Jobs>
a - Reproduce the passage of the Form 8-K filing from "500 Sixth Avenue" up to and including "Including Area Code)".
b - Render this sentence from the Form 8-K filing in Spanish: "The Renewal Documents provide that the line of credit will be extended for an additional year and will be scheduled to expire on December 18, 2016."

UNITED STATES
SECURITIES AND EXCHANGE COMMISSION

Washington, D.C. 20549

 

 

FORM 8-K

 

 

CURRENT REPORT
Pursuant to Section 13 or 15(d) of the Securities Exchange Act of 1934

 

Date of report (Date of earliest event reported): November 5, 2015

 

 

ELECTROMED, INC. 

(Exact Name of Registrant as Specified in Its Charter)

 

Minnesota 001-34839 41-1732920

(State or Other Jurisdiction of
Incorporation)

(Commission File Number)

(I.R.S. Employer Identification
Number)

 

500 Sixth Avenue NW
New Prague, MN 56071

(Address of Principal Executive Offices)(Zip Code)

 

(952) 758-9299

(Registrant’s Telephone Number, Including Area Code)

 

Not Applicable

(Former Name or Former Address, if Changed Since Last Report)

 

 

 

Check the appropriate box below if the Form 8-K filing is intended to simultaneously satisfy the filing obligation of the registrant under any of the following provisions:

 

  Written communications pursuant to Rule 425 under the Securities Act (17 CFR 230.425)
     
  Soliciting material pursuant to Rule 14a-12 under the Exchange Act (17 CFR 240.14a-12)
     
  Pre-commencement communications pursuant to Rule 14d-2(b) under the Exchange Act (17 CFR 240.14d-2(b))
     
  Pre-commencement communications pursuant to Rule 13e-4(c) under the Exchange Act (17 CFR 240.13e-4(c))

 

 

 

 
 

 

Item 1.01        Entry into a Material Definitive Agreement

 

On November 5, 2015, Electromed, Inc. (the “Company”) renewed its $2,500,000 revolving line of credit with Venture Bank pursuant to a Business Loan Agreement (Asset Based), Rider to Business Loan Agreement (Asset Based) and Change in Terms Agreement (collectively, the “Renewal Documents”). The Renewal Documents provide that the line of credit will be extended for an additional year and will be scheduled to expire on December 18, 2016. Upon effectiveness of the renewal on December 18, 2015, interest on borrowings on the line of credit will accrue at the prime rate, with no interest rate floor, and will remain payable monthly. The amount eligible for borrowing on the line of credit will remain limited to the lesser of $2,500,000 or 57.00% of eligible accounts receivable. Payment obligations under the line of credit also will remain secured by a security interest in substantially all of the tangible and intangible assets of the Company.

Provided material>
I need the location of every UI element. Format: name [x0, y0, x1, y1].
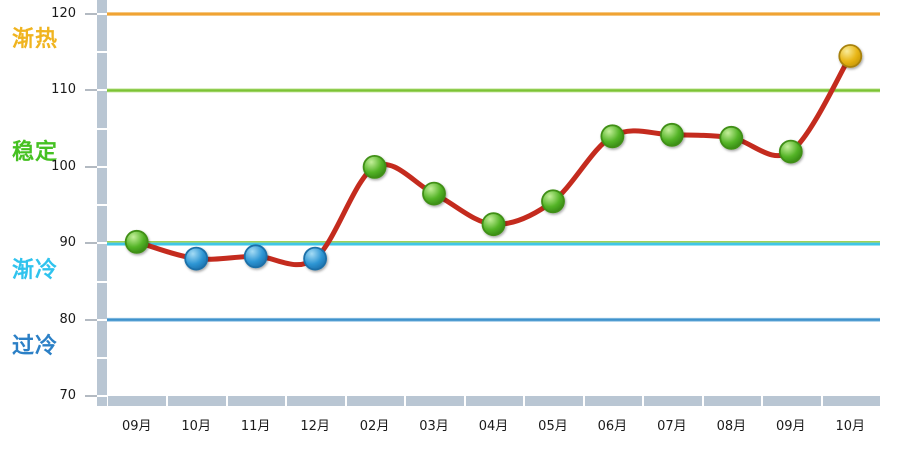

Task answers>
a -
500 Sixth Avenue NW
New Prague, MN 56071

(Address of Principal Executive Offices)(Zip Code)

 

(952) 758-9299

(Registrant’s Telephone Number, Including Area Code)

b - Los Documentos de Renovación establecen que la línea de crédito se prorrogará por un año adicional y que su vencimiento está previsto para el 18 de diciembre de 2016.